## Task requirements
Write out the records below word for word, please.
# # # # #
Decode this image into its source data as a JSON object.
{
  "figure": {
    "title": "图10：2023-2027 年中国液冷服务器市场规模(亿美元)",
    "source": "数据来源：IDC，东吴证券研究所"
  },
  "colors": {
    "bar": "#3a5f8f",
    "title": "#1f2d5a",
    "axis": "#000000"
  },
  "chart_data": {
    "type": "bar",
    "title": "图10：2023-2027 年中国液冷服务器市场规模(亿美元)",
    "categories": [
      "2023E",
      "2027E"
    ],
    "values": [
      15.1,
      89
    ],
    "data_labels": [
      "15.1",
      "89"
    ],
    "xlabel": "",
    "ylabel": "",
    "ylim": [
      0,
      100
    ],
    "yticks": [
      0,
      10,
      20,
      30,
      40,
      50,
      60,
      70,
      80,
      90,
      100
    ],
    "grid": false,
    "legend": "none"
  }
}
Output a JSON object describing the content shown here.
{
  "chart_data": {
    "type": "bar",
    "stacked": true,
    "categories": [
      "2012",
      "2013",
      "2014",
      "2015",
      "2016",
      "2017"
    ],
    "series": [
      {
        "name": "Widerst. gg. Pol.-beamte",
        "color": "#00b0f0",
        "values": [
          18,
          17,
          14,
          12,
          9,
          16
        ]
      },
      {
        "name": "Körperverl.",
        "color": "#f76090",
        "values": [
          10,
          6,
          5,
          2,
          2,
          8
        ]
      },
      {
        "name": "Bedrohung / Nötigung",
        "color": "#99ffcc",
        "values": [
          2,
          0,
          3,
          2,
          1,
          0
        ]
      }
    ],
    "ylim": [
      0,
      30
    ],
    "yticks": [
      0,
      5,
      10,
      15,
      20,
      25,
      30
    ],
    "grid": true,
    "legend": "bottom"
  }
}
# # # # #
## Answer below
Decode this image into its source data as a JSON object.
{
  "figure": {
    "title": "图10：2023-2027 年中国液冷服务器市场规模(亿美元)",
    "source": "数据来源：IDC，东吴证券研究所"
  },
  "colors": {
    "bar": "#3a5f8f",
    "title": "#1f2d5a",
    "axis": "#000000"
  },
  "chart_data": {
    "type": "bar",
    "title": "图10：2023-2027 年中国液冷服务器市场规模(亿美元)",
    "categories": [
      "2023E",
      "2027E"
    ],
    "values": [
      15.1,
      89
    ],
    "data_labels": [
      "15.1",
      "89"
    ],
    "xlabel": "",
    "ylabel": "",
    "ylim": [
      0,
      100
    ],
    "yticks": [
      0,
      10,
      20,
      30,
      40,
      50,
      60,
      70,
      80,
      90,
      100
    ],
    "grid": false,
    "legend": "none"
  }
}
Output a JSON object describing the content shown here.
{
  "chart_data": {
    "type": "bar",
    "stacked": true,
    "categories": [
      "2012",
      "2013",
      "2014",
      "2015",
      "2016",
      "2017"
    ],
    "series": [
      {
        "name": "Widerst. gg. Pol.-beamte",
        "color": "#00b0f0",
        "values": [
          18,
          17,
          14,
          12,
          9,
          16
        ]
      },
      {
        "name": "Körperverl.",
        "color": "#f76090",
        "values": [
          10,
          6,
          5,
          2,
          2,
          8
        ]
      },
      {
        "name": "Bedrohung / Nötigung",
        "color": "#99ffcc",
        "values": [
          2,
          0,
          3,
          2,
          1,
          0
        ]
      }
    ],
    "ylim": [
      0,
      30
    ],
    "yticks": [
      0,
      5,
      10,
      15,
      20,
      25,
      30
    ],
    "grid": true,
    "legend": "bottom"
  }
}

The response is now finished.